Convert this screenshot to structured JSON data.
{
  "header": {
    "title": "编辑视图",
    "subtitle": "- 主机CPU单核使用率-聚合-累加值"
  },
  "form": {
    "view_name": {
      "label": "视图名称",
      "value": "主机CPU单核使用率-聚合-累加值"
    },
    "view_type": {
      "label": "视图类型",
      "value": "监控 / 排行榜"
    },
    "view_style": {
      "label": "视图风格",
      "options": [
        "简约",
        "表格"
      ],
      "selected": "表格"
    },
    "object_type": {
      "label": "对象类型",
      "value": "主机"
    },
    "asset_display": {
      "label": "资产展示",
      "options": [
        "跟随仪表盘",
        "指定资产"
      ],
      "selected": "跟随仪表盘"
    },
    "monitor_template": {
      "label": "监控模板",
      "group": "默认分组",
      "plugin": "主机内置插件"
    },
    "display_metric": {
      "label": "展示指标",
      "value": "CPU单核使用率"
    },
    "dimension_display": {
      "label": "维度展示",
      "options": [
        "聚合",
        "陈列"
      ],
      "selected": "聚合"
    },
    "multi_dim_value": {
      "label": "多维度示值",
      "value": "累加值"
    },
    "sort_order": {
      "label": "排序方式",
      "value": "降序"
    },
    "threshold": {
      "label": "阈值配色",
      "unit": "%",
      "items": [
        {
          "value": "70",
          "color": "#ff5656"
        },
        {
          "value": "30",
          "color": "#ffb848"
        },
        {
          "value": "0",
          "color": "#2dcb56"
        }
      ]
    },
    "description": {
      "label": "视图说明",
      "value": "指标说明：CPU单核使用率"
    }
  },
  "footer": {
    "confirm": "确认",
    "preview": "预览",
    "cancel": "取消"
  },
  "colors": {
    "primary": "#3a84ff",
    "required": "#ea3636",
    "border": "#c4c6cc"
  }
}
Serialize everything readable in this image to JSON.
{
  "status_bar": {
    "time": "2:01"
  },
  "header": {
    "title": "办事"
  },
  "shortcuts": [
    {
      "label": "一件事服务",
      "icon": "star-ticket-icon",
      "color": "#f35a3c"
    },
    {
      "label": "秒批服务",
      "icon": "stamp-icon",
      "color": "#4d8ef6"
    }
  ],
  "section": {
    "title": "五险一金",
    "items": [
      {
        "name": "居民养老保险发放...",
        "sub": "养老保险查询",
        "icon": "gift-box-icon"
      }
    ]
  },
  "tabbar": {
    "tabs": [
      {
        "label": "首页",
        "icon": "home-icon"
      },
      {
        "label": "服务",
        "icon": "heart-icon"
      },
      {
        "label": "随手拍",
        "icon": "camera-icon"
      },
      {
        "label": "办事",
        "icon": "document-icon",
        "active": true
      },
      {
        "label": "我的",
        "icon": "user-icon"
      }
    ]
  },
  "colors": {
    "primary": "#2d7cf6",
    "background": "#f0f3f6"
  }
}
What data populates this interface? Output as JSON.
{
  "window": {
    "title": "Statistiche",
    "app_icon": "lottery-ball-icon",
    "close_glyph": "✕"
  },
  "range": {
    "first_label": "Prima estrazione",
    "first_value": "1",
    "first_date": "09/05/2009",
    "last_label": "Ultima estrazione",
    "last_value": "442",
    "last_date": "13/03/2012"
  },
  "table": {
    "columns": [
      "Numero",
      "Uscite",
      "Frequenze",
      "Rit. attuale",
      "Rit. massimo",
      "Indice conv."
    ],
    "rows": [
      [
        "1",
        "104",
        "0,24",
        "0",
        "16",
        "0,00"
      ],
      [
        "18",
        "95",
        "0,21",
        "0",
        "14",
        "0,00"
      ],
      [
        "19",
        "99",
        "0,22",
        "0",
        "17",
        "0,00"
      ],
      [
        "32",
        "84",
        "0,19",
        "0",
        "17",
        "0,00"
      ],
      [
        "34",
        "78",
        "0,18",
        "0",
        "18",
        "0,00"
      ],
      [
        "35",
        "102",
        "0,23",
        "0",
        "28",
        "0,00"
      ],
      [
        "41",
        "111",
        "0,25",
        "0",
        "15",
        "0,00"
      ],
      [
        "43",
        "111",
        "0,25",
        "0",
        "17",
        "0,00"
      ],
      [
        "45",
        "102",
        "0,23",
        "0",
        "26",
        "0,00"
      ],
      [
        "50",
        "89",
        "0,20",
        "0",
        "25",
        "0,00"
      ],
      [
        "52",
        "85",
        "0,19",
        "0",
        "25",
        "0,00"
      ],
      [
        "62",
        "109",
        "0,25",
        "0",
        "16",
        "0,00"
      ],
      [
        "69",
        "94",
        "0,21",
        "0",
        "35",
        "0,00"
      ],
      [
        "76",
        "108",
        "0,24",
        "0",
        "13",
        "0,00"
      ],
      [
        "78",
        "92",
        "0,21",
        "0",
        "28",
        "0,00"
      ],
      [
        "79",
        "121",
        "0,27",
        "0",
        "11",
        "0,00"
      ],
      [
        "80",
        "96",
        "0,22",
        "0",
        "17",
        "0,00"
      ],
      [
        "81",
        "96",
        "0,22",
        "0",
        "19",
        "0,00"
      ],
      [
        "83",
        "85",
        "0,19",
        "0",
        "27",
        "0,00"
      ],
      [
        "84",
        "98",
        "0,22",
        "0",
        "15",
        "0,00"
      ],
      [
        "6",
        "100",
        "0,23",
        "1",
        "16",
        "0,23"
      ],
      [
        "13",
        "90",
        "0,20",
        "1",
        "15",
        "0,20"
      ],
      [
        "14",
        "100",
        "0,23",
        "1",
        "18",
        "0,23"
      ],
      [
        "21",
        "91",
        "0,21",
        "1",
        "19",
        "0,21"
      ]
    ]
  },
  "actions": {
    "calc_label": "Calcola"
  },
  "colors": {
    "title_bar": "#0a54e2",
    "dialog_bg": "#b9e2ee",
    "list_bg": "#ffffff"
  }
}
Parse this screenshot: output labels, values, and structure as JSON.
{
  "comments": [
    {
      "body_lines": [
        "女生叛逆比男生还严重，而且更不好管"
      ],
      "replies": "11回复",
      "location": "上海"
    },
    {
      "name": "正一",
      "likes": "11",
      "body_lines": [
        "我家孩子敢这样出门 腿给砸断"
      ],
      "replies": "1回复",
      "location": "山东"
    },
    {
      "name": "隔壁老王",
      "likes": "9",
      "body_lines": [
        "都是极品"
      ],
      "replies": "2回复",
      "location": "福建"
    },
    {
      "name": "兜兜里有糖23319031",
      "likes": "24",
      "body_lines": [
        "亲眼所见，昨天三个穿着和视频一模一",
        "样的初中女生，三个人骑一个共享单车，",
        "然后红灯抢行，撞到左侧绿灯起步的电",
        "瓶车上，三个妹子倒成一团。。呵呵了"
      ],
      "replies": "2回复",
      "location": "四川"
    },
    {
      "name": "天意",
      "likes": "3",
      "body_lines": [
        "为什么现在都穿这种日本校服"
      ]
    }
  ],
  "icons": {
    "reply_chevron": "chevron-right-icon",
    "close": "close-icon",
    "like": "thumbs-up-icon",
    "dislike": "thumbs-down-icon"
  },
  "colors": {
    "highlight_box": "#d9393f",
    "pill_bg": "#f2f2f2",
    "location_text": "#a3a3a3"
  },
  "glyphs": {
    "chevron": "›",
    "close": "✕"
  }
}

========================

▸ **Directions**
Please copy out each record, character for character.

▸ **Written response**
Convert this screenshot to structured JSON data.
{
  "header": {
    "title": "编辑视图",
    "subtitle": "- 主机CPU单核使用率-聚合-累加值"
  },
  "form": {
    "view_name": {
      "label": "视图名称",
      "value": "主机CPU单核使用率-聚合-累加值"
    },
    "view_type": {
      "label": "视图类型",
      "value": "监控 / 排行榜"
    },
    "view_style": {
      "label": "视图风格",
      "options": [
        "简约",
        "表格"
      ],
      "selected": "表格"
    },
    "object_type": {
      "label": "对象类型",
      "value": "主机"
    },
    "asset_display": {
      "label": "资产展示",
      "options": [
        "跟随仪表盘",
        "指定资产"
      ],
      "selected": "跟随仪表盘"
    },
    "monitor_template": {
      "label": "监控模板",
      "group": "默认分组",
      "plugin": "主机内置插件"
    },
    "display_metric": {
      "label": "展示指标",
      "value": "CPU单核使用率"
    },
    "dimension_display": {
      "label": "维度展示",
      "options": [
        "聚合",
        "陈列"
      ],
      "selected": "聚合"
    },
    "multi_dim_value": {
      "label": "多维度示值",
      "value": "累加值"
    },
    "sort_order": {
      "label": "排序方式",
      "value": "降序"
    },
    "threshold": {
      "label": "阈值配色",
      "unit": "%",
      "items": [
        {
          "value": "70",
          "color": "#ff5656"
        },
        {
          "value": "30",
          "color": "#ffb848"
        },
        {
          "value": "0",
          "color": "#2dcb56"
        }
      ]
    },
    "description": {
      "label": "视图说明",
      "value": "指标说明：CPU单核使用率"
    }
  },
  "footer": {
    "confirm": "确认",
    "preview": "预览",
    "cancel": "取消"
  },
  "colors": {
    "primary": "#3a84ff",
    "required": "#ea3636",
    "border": "#c4c6cc"
  }
}
Serialize everything readable in this image to JSON.
{
  "status_bar": {
    "time": "2:01"
  },
  "header": {
    "title": "办事"
  },
  "shortcuts": [
    {
      "label": "一件事服务",
      "icon": "star-ticket-icon",
      "color": "#f35a3c"
    },
    {
      "label": "秒批服务",
      "icon": "stamp-icon",
      "color": "#4d8ef6"
    }
  ],
  "section": {
    "title": "五险一金",
    "items": [
      {
        "name": "居民养老保险发放...",
        "sub": "养老保险查询",
        "icon": "gift-box-icon"
      }
    ]
  },
  "tabbar": {
    "tabs": [
      {
        "label": "首页",
        "icon": "home-icon"
      },
      {
        "label": "服务",
        "icon": "heart-icon"
      },
      {
        "label": "随手拍",
        "icon": "camera-icon"
      },
      {
        "label": "办事",
        "icon": "document-icon",
        "active": true
      },
      {
        "label": "我的",
        "icon": "user-icon"
      }
    ]
  },
  "colors": {
    "primary": "#2d7cf6",
    "background": "#f0f3f6"
  }
}
What data populates this interface? Output as JSON.
{
  "window": {
    "title": "Statistiche",
    "app_icon": "lottery-ball-icon",
    "close_glyph": "✕"
  },
  "range": {
    "first_label": "Prima estrazione",
    "first_value": "1",
    "first_date": "09/05/2009",
    "last_label": "Ultima estrazione",
    "last_value": "442",
    "last_date": "13/03/2012"
  },
  "table": {
    "columns": [
      "Numero",
      "Uscite",
      "Frequenze",
      "Rit. attuale",
      "Rit. massimo",
      "Indice conv."
    ],
    "rows": [
      [
        "1",
        "104",
        "0,24",
        "0",
        "16",
        "0,00"
      ],
      [
        "18",
        "95",
        "0,21",
        "0",
        "14",
        "0,00"
      ],
      [
        "19",
        "99",
        "0,22",
        "0",
        "17",
        "0,00"
      ],
      [
        "32",
        "84",
        "0,19",
        "0",
        "17",
        "0,00"
      ],
      [
        "34",
        "78",
        "0,18",
        "0",
        "18",
        "0,00"
      ],
      [
        "35",
        "102",
        "0,23",
        "0",
        "28",
        "0,00"
      ],
      [
        "41",
        "111",
        "0,25",
        "0",
        "15",
        "0,00"
      ],
      [
        "43",
        "111",
        "0,25",
        "0",
        "17",
        "0,00"
      ],
      [
        "45",
        "102",
        "0,23",
        "0",
        "26",
        "0,00"
      ],
      [
        "50",
        "89",
        "0,20",
        "0",
        "25",
        "0,00"
      ],
      [
        "52",
        "85",
        "0,19",
        "0",
        "25",
        "0,00"
      ],
      [
        "62",
        "109",
        "0,25",
        "0",
        "16",
        "0,00"
      ],
      [
        "69",
        "94",
        "0,21",
        "0",
        "35",
        "0,00"
      ],
      [
        "76",
        "108",
        "0,24",
        "0",
        "13",
        "0,00"
      ],
      [
        "78",
        "92",
        "0,21",
        "0",
        "28",
        "0,00"
      ],
      [
        "79",
        "121",
        "0,27",
        "0",
        "11",
        "0,00"
      ],
      [
        "80",
        "96",
        "0,22",
        "0",
        "17",
        "0,00"
      ],
      [
        "81",
        "96",
        "0,22",
        "0",
        "19",
        "0,00"
      ],
      [
        "83",
        "85",
        "0,19",
        "0",
        "27",
        "0,00"
      ],
      [
        "84",
        "98",
        "0,22",
        "0",
        "15",
        "0,00"
      ],
      [
        "6",
        "100",
        "0,23",
        "1",
        "16",
        "0,23"
      ],
      [
        "13",
        "90",
        "0,20",
        "1",
        "15",
        "0,20"
      ],
      [
        "14",
        "100",
        "0,23",
        "1",
        "18",
        "0,23"
      ],
      [
        "21",
        "91",
        "0,21",
        "1",
        "19",
        "0,21"
      ]
    ]
  },
  "actions": {
    "calc_label": "Calcola"
  },
  "colors": {
    "title_bar": "#0a54e2",
    "dialog_bg": "#b9e2ee",
    "list_bg": "#ffffff"
  }
}
Parse this screenshot: output labels, values, and structure as JSON.
{
  "comments": [
    {
      "body_lines": [
        "女生叛逆比男生还严重，而且更不好管"
      ],
      "replies": "11回复",
      "location": "上海"
    },
    {
      "name": "正一",
      "likes": "11",
      "body_lines": [
        "我家孩子敢这样出门 腿给砸断"
      ],
      "replies": "1回复",
      "location": "山东"
    },
    {
      "name": "隔壁老王",
      "likes": "9",
      "body_lines": [
        "都是极品"
      ],
      "replies": "2回复",
      "location": "福建"
    },
    {
      "name": "兜兜里有糖23319031",
      "likes": "24",
      "body_lines": [
        "亲眼所见，昨天三个穿着和视频一模一",
        "样的初中女生，三个人骑一个共享单车，",
        "然后红灯抢行，撞到左侧绿灯起步的电",
        "瓶车上，三个妹子倒成一团。。呵呵了"
      ],
      "replies": "2回复",
      "location": "四川"
    },
    {
      "name": "天意",
      "likes": "3",
      "body_lines": [
        "为什么现在都穿这种日本校服"
      ]
    }
  ],
  "icons": {
    "reply_chevron": "chevron-right-icon",
    "close": "close-icon",
    "like": "thumbs-up-icon",
    "dislike": "thumbs-down-icon"
  },
  "colors": {
    "highlight_box": "#d9393f",
    "pill_bg": "#f2f2f2",
    "location_text": "#a3a3a3"
  },
  "glyphs": {
    "chevron": "›",
    "close": "✕"
  }
}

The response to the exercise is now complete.